### Exercise:
Transcribe the records that follow, preserving every word.

### Records provided:
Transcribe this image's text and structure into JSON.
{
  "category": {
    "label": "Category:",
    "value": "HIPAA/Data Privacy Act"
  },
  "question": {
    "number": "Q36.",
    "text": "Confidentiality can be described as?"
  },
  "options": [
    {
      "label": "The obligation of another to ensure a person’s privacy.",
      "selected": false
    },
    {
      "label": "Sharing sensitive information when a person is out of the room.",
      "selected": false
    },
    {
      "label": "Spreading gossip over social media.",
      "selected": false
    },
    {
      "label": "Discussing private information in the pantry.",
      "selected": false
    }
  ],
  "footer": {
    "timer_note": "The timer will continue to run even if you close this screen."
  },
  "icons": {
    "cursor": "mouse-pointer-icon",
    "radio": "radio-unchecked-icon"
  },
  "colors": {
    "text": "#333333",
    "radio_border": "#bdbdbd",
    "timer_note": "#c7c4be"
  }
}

### In response:
Transcribe this image's text and structure into JSON.
{
  "category": {
    "label": "Category:",
    "value": "HIPAA/Data Privacy Act"
  },
  "question": {
    "number": "Q36.",
    "text": "Confidentiality can be described as?"
  },
  "options": [
    {
      "label": "The obligation of another to ensure a person’s privacy.",
      "selected": false
    },
    {
      "label": "Sharing sensitive information when a person is out of the room.",
      "selected": false
    },
    {
      "label": "Spreading gossip over social media.",
      "selected": false
    },
    {
      "label": "Discussing private information in the pantry.",
      "selected": false
    }
  ],
  "footer": {
    "timer_note": "The timer will continue to run even if you close this screen."
  },
  "icons": {
    "cursor": "mouse-pointer-icon",
    "radio": "radio-unchecked-icon"
  },
  "colors": {
    "text": "#333333",
    "radio_border": "#bdbdbd",
    "timer_note": "#c7c4be"
  }
}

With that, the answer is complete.